Set exercise: Copy each line of the records that contains the word "adjusted".

Listed records:
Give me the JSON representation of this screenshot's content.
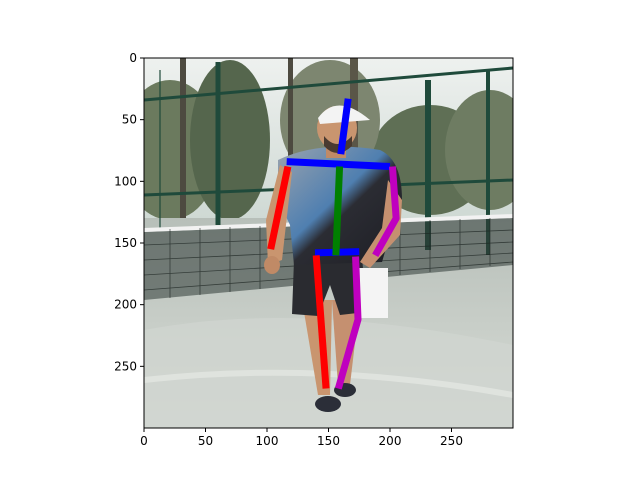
{
  "figure": {
    "photo_description_icon": "photo-of-man-walking-on-padel-court",
    "colors": {
      "frame": "#000000",
      "sky": "#dfe6e4",
      "trees": "#5d6d52",
      "court": "#c9cfca",
      "net": "#2f3a36",
      "fence": "#1f4a3b",
      "shirt": "#4a78a8",
      "shorts": "#2a2b30",
      "skin": "#c9956f"
    }
  },
  "axes": {
    "xlim": [
      0,
      300
    ],
    "ylim": [
      300,
      0
    ],
    "x_ticks": [
      0,
      50,
      100,
      150,
      200,
      250
    ],
    "y_ticks": [
      0,
      50,
      100,
      150,
      200,
      250
    ],
    "x_tick_labels": [
      "0",
      "50",
      "100",
      "150",
      "200",
      "250"
    ],
    "y_tick_labels": [
      "0",
      "50",
      "100",
      "150",
      "200",
      "250"
    ]
  },
  "skeleton": {
    "limbs": [
      {
        "name": "head-neck",
        "color": "#0000ff",
        "points": [
          [
            166,
            33
          ],
          [
            160,
            78
          ]
        ]
      },
      {
        "name": "shoulders",
        "color": "#0000ff",
        "points": [
          [
            116,
            84
          ],
          [
            200,
            88
          ]
        ]
      },
      {
        "name": "hips",
        "color": "#0000ff",
        "points": [
          [
            139,
            158
          ],
          [
            175,
            157
          ]
        ]
      },
      {
        "name": "torso",
        "color": "#008000",
        "points": [
          [
            159,
            88
          ],
          [
            156,
            160
          ]
        ]
      },
      {
        "name": "right-arm",
        "color": "#ff0000",
        "points": [
          [
            117,
            88
          ],
          [
            103,
            155
          ]
        ]
      },
      {
        "name": "right-leg",
        "color": "#ff0000",
        "points": [
          [
            140,
            160
          ],
          [
            148,
            268
          ]
        ]
      },
      {
        "name": "left-arm",
        "color": "#bf00bf",
        "points": [
          [
            202,
            88
          ],
          [
            205,
            130
          ],
          [
            188,
            160
          ]
        ]
      },
      {
        "name": "left-leg",
        "color": "#bf00bf",
        "points": [
          [
            172,
            161
          ],
          [
            174,
            212
          ],
          [
            158,
            268
          ]
        ]
      }
    ]
  }
}
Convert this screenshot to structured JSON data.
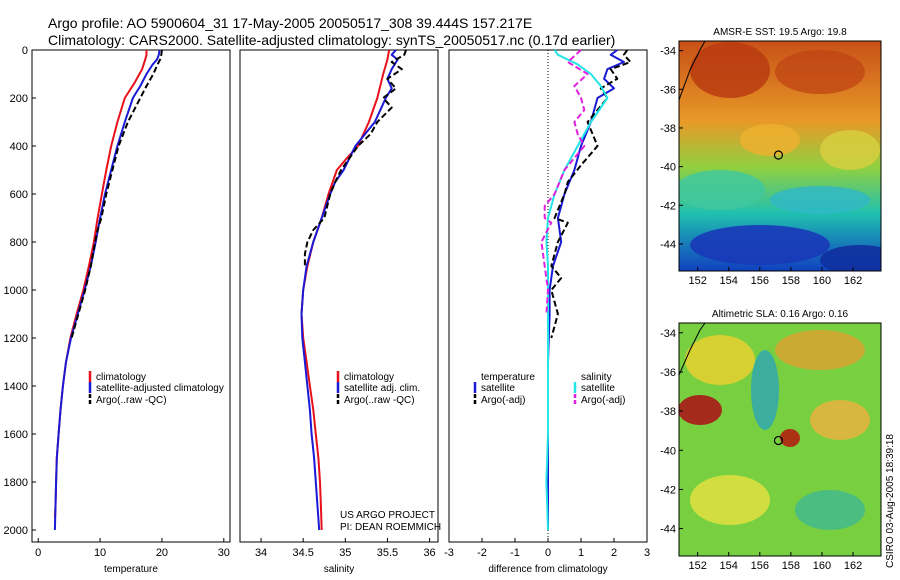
{
  "title": {
    "line1": "Argo profile: AO 5900604_31 17-May-2005 20050517_308 39.444S 157.217E",
    "line2": "Climatology: CARS2000. Satellite-adjusted climatology: synTS_20050517.nc (0.17d earlier)"
  },
  "credits": {
    "project": "US ARGO PROJECT",
    "pi": "PI: DEAN ROEMMICH"
  },
  "side_stamp": "CSIRO 03-Aug-2005 18:39:18",
  "colors": {
    "red": "#e8101a",
    "blue": "#1a1ad6",
    "black": "#000000",
    "cyan": "#22e6e6",
    "magenta": "#e020e0"
  },
  "chart_data": [
    {
      "type": "line",
      "id": "temperature",
      "xlabel": "temperature",
      "xlim": [
        -1,
        31
      ],
      "ylim": [
        2050,
        0
      ],
      "xticks": [
        0,
        10,
        20,
        30
      ],
      "yticks": [
        0,
        200,
        400,
        600,
        800,
        1000,
        1200,
        1400,
        1600,
        1800,
        2000
      ],
      "legend": [
        "climatology",
        "satellite-adjusted climatology",
        "Argo(..raw -QC)"
      ],
      "series": [
        {
          "name": "climatology",
          "color": "red",
          "dash": false,
          "points": [
            [
              17.5,
              0
            ],
            [
              17.5,
              20
            ],
            [
              17.3,
              40
            ],
            [
              16.8,
              80
            ],
            [
              15.5,
              140
            ],
            [
              14.0,
              200
            ],
            [
              12.8,
              300
            ],
            [
              11.8,
              400
            ],
            [
              11.0,
              500
            ],
            [
              10.3,
              600
            ],
            [
              9.6,
              700
            ],
            [
              9.0,
              800
            ],
            [
              8.2,
              900
            ],
            [
              7.3,
              1000
            ],
            [
              6.2,
              1100
            ],
            [
              5.2,
              1200
            ],
            [
              4.5,
              1300
            ],
            [
              4.0,
              1400
            ],
            [
              3.6,
              1500
            ],
            [
              3.3,
              1600
            ],
            [
              3.0,
              1700
            ],
            [
              2.9,
              1800
            ],
            [
              2.8,
              1900
            ],
            [
              2.7,
              1950
            ]
          ]
        },
        {
          "name": "satellite-adjusted climatology",
          "color": "blue",
          "dash": false,
          "points": [
            [
              19.6,
              0
            ],
            [
              19.5,
              20
            ],
            [
              19.2,
              40
            ],
            [
              18.5,
              60
            ],
            [
              17.5,
              100
            ],
            [
              16.5,
              150
            ],
            [
              15.3,
              200
            ],
            [
              14.0,
              300
            ],
            [
              12.8,
              400
            ],
            [
              11.8,
              500
            ],
            [
              10.8,
              600
            ],
            [
              10.0,
              700
            ],
            [
              9.3,
              800
            ],
            [
              8.5,
              900
            ],
            [
              7.5,
              1000
            ],
            [
              6.4,
              1100
            ],
            [
              5.3,
              1200
            ],
            [
              4.5,
              1300
            ],
            [
              4.0,
              1400
            ],
            [
              3.6,
              1500
            ],
            [
              3.3,
              1600
            ],
            [
              3.0,
              1700
            ],
            [
              2.9,
              1800
            ],
            [
              2.8,
              1900
            ],
            [
              2.7,
              2000
            ]
          ]
        },
        {
          "name": "Argo(..raw -QC)",
          "color": "black",
          "dash": true,
          "points": [
            [
              20.0,
              0
            ],
            [
              19.9,
              20
            ],
            [
              19.7,
              40
            ],
            [
              19.3,
              60
            ],
            [
              18.6,
              100
            ],
            [
              17.5,
              150
            ],
            [
              16.5,
              200
            ],
            [
              14.5,
              300
            ],
            [
              13.0,
              400
            ],
            [
              12.0,
              500
            ],
            [
              11.0,
              600
            ],
            [
              10.2,
              700
            ],
            [
              9.6,
              750
            ],
            [
              9.2,
              800
            ],
            [
              8.5,
              900
            ],
            [
              7.6,
              1000
            ],
            [
              6.5,
              1100
            ],
            [
              5.4,
              1200
            ]
          ]
        }
      ]
    },
    {
      "type": "line",
      "id": "salinity",
      "xlabel": "salinity",
      "xlim": [
        33.75,
        36.1
      ],
      "ylim": [
        2050,
        0
      ],
      "xticks": [
        34,
        34.5,
        35,
        35.5,
        36
      ],
      "yticks": [],
      "legend": [
        "climatology",
        "satellite adj. clim.",
        "Argo(..raw -QC)"
      ],
      "series": [
        {
          "name": "climatology",
          "color": "red",
          "dash": false,
          "points": [
            [
              35.52,
              0
            ],
            [
              35.5,
              40
            ],
            [
              35.45,
              100
            ],
            [
              35.38,
              200
            ],
            [
              35.28,
              300
            ],
            [
              35.15,
              400
            ],
            [
              35.02,
              450
            ],
            [
              34.9,
              500
            ],
            [
              34.85,
              550
            ],
            [
              34.8,
              600
            ],
            [
              34.72,
              700
            ],
            [
              34.62,
              800
            ],
            [
              34.55,
              900
            ],
            [
              34.5,
              1000
            ],
            [
              34.48,
              1100
            ],
            [
              34.5,
              1200
            ],
            [
              34.54,
              1300
            ],
            [
              34.58,
              1400
            ],
            [
              34.62,
              1500
            ],
            [
              34.65,
              1600
            ],
            [
              34.68,
              1700
            ],
            [
              34.7,
              1800
            ],
            [
              34.71,
              1900
            ],
            [
              34.72,
              2000
            ]
          ]
        },
        {
          "name": "satellite adj. clim.",
          "color": "blue",
          "dash": false,
          "points": [
            [
              35.6,
              0
            ],
            [
              35.55,
              20
            ],
            [
              35.62,
              40
            ],
            [
              35.55,
              80
            ],
            [
              35.5,
              120
            ],
            [
              35.55,
              160
            ],
            [
              35.48,
              200
            ],
            [
              35.35,
              300
            ],
            [
              35.12,
              400
            ],
            [
              34.98,
              500
            ],
            [
              34.88,
              550
            ],
            [
              34.82,
              600
            ],
            [
              34.72,
              700
            ],
            [
              34.62,
              800
            ],
            [
              34.54,
              900
            ],
            [
              34.5,
              1000
            ],
            [
              34.48,
              1100
            ],
            [
              34.49,
              1200
            ],
            [
              34.52,
              1300
            ],
            [
              34.55,
              1400
            ],
            [
              34.58,
              1500
            ],
            [
              34.6,
              1600
            ],
            [
              34.63,
              1700
            ],
            [
              34.65,
              1800
            ],
            [
              34.67,
              1900
            ],
            [
              34.69,
              2000
            ]
          ]
        },
        {
          "name": "Argo(..raw -QC)",
          "color": "black",
          "dash": true,
          "points": [
            [
              35.72,
              0
            ],
            [
              35.7,
              20
            ],
            [
              35.55,
              50
            ],
            [
              35.67,
              80
            ],
            [
              35.5,
              120
            ],
            [
              35.6,
              160
            ],
            [
              35.45,
              200
            ],
            [
              35.55,
              240
            ],
            [
              35.38,
              300
            ],
            [
              35.3,
              350
            ],
            [
              35.15,
              400
            ],
            [
              35.05,
              450
            ],
            [
              34.95,
              500
            ],
            [
              34.88,
              550
            ],
            [
              34.82,
              600
            ],
            [
              34.75,
              700
            ],
            [
              34.62,
              750
            ],
            [
              34.55,
              800
            ],
            [
              34.52,
              850
            ],
            [
              34.52,
              900
            ]
          ]
        }
      ]
    },
    {
      "type": "line",
      "id": "difference",
      "xlabel": "difference from climatology",
      "xlim": [
        -3,
        3
      ],
      "ylim": [
        2050,
        0
      ],
      "xticks": [
        -3,
        -2,
        -1,
        0,
        1,
        2,
        3
      ],
      "yticks": [],
      "legend_left_title": "temperature",
      "legend_left": [
        "satellite",
        "Argo(-adj)"
      ],
      "legend_right_title": "salinity",
      "legend_right": [
        "satellite",
        "Argo(-adj)"
      ],
      "series": [
        {
          "name": "temperature satellite",
          "color": "blue",
          "dash": false,
          "points": [
            [
              2.1,
              0
            ],
            [
              1.9,
              20
            ],
            [
              2.3,
              50
            ],
            [
              1.8,
              80
            ],
            [
              1.7,
              120
            ],
            [
              2.0,
              160
            ],
            [
              1.5,
              200
            ],
            [
              1.3,
              300
            ],
            [
              1.0,
              400
            ],
            [
              0.8,
              500
            ],
            [
              0.5,
              600
            ],
            [
              0.3,
              700
            ],
            [
              0.4,
              800
            ],
            [
              0.15,
              900
            ],
            [
              0.05,
              1000
            ],
            [
              0.05,
              1100
            ],
            [
              0,
              1300
            ],
            [
              0,
              2000
            ]
          ]
        },
        {
          "name": "temperature Argo(-adj)",
          "color": "black",
          "dash": true,
          "points": [
            [
              2.4,
              0
            ],
            [
              2.3,
              20
            ],
            [
              2.5,
              50
            ],
            [
              1.9,
              80
            ],
            [
              2.1,
              120
            ],
            [
              1.6,
              160
            ],
            [
              1.8,
              200
            ],
            [
              1.2,
              300
            ],
            [
              1.5,
              400
            ],
            [
              1.0,
              480
            ],
            [
              0.6,
              550
            ],
            [
              0.5,
              600
            ],
            [
              0.2,
              700
            ],
            [
              0.6,
              720
            ],
            [
              0.3,
              800
            ],
            [
              0.1,
              900
            ],
            [
              0.4,
              950
            ],
            [
              0.1,
              1000
            ],
            [
              0.3,
              1100
            ],
            [
              0.1,
              1200
            ]
          ]
        },
        {
          "name": "salinity satellite",
          "color": "cyan",
          "dash": false,
          "points": [
            [
              0.2,
              0
            ],
            [
              0.3,
              20
            ],
            [
              0.9,
              60
            ],
            [
              1.3,
              100
            ],
            [
              1.6,
              150
            ],
            [
              1.8,
              200
            ],
            [
              1.3,
              300
            ],
            [
              0.9,
              400
            ],
            [
              0.5,
              500
            ],
            [
              0.2,
              600
            ],
            [
              0,
              700
            ],
            [
              -0.05,
              800
            ],
            [
              0,
              900
            ],
            [
              0,
              1000
            ],
            [
              0,
              1300
            ],
            [
              0,
              1600
            ],
            [
              -0.05,
              1800
            ],
            [
              0,
              2000
            ]
          ]
        },
        {
          "name": "salinity Argo(-adj)",
          "color": "magenta",
          "dash": true,
          "points": [
            [
              1.0,
              0
            ],
            [
              0.6,
              50
            ],
            [
              1.2,
              100
            ],
            [
              0.8,
              150
            ],
            [
              1.0,
              200
            ],
            [
              1.1,
              250
            ],
            [
              0.8,
              300
            ],
            [
              0.9,
              350
            ],
            [
              1.1,
              400
            ],
            [
              0.5,
              500
            ],
            [
              0.2,
              600
            ],
            [
              -0.1,
              650
            ],
            [
              -0.1,
              700
            ],
            [
              0.1,
              720
            ],
            [
              -0.2,
              800
            ],
            [
              -0.1,
              900
            ],
            [
              0,
              1000
            ],
            [
              -0.05,
              1100
            ]
          ]
        }
      ]
    },
    {
      "type": "heatmap",
      "id": "sst-map",
      "title": "AMSR-E SST: 19.5 Argo: 19.8",
      "xticks": [
        152,
        154,
        156,
        158,
        160,
        162
      ],
      "yticks": [
        -34,
        -36,
        -38,
        -40,
        -42,
        -44
      ],
      "xlim": [
        150.8,
        163.8
      ],
      "ylim": [
        -45.4,
        -33.5
      ],
      "float_position": [
        157.2,
        -39.4
      ]
    },
    {
      "type": "heatmap",
      "id": "sla-map",
      "title": "Altimetric SLA: 0.16 Argo: 0.16",
      "xticks": [
        152,
        154,
        156,
        158,
        160,
        162
      ],
      "yticks": [
        -34,
        -36,
        -38,
        -40,
        -42,
        -44
      ],
      "xlim": [
        150.8,
        163.8
      ],
      "ylim": [
        -45.4,
        -33.5
      ],
      "float_position": [
        157.2,
        -39.5
      ]
    }
  ]
}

Correct result:
    "line2": "Climatology: CARS2000. Satellite-adjusted climatology: synTS_20050517.nc (0.17d earlier)"
        "satellite-adjusted climatology",
          "name": "satellite-adjusted climatology",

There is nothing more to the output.